» **Exercise**: Return each line holding the string "type".

» **Recorded data**:
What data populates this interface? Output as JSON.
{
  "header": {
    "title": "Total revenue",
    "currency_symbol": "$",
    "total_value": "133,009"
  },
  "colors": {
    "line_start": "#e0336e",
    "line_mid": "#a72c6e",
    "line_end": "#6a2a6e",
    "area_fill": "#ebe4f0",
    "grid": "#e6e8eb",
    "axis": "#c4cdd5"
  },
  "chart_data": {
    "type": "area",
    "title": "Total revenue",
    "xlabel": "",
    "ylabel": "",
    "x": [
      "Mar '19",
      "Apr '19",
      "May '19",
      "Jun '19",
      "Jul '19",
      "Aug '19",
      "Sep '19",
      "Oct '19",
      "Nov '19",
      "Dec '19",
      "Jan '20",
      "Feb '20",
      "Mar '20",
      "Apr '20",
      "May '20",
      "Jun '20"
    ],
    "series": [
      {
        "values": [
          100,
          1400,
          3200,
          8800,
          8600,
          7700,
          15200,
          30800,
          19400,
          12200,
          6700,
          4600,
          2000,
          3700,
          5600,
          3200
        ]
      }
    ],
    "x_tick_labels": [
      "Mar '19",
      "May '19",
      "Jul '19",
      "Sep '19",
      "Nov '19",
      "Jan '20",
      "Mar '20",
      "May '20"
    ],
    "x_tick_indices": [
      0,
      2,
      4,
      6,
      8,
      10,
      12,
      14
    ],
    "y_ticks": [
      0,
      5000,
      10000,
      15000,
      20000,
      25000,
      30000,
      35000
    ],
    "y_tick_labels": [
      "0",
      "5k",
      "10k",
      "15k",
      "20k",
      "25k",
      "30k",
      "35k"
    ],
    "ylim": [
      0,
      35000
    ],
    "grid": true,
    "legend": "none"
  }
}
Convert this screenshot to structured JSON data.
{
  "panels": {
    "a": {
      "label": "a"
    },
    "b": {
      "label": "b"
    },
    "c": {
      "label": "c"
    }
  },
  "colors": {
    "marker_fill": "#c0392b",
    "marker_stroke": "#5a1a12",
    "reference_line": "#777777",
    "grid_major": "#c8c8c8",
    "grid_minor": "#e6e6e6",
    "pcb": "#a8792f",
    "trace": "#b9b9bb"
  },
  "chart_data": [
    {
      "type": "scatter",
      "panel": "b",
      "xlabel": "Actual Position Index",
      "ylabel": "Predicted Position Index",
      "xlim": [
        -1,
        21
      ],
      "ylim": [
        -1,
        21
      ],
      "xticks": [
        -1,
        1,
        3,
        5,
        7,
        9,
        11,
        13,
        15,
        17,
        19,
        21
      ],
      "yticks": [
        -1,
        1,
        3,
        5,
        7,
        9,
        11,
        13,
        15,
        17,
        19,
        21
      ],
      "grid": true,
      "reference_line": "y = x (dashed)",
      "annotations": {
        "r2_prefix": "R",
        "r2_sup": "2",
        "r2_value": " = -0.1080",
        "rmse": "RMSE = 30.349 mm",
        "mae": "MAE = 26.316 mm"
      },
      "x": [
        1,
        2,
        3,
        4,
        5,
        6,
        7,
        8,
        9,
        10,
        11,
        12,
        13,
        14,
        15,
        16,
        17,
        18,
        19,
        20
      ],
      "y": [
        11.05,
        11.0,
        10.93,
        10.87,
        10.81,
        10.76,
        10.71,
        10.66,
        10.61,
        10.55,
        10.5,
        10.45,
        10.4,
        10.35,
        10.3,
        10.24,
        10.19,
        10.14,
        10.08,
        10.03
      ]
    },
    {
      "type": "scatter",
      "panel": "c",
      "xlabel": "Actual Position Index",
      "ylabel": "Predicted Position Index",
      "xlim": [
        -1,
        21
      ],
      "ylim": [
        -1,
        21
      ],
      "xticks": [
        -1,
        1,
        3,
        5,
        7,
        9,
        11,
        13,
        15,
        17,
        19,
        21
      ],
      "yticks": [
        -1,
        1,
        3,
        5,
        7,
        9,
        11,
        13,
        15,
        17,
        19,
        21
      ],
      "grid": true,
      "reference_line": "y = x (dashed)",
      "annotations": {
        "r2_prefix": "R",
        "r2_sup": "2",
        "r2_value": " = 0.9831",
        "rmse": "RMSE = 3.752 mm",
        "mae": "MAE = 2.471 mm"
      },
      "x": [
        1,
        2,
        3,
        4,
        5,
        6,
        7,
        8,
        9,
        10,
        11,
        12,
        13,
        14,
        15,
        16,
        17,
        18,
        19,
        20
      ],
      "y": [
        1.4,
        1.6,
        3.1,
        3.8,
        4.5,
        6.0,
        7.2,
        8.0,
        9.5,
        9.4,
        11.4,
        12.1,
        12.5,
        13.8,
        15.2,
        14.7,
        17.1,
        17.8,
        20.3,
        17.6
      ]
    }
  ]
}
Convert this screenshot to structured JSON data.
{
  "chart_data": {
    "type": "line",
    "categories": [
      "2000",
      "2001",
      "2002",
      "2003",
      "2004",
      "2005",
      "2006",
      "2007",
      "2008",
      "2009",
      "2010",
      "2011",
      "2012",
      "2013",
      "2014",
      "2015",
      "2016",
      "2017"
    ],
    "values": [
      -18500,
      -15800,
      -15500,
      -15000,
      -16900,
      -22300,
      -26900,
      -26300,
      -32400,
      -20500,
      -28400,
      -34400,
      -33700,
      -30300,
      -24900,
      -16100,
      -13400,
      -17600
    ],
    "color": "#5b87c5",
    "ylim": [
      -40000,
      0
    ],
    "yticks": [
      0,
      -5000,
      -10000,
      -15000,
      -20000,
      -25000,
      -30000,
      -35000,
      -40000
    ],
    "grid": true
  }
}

» **Worked answer**:
    "type": "area",
      "type": "scatter",
      "type": "scatter",
    "type": "line",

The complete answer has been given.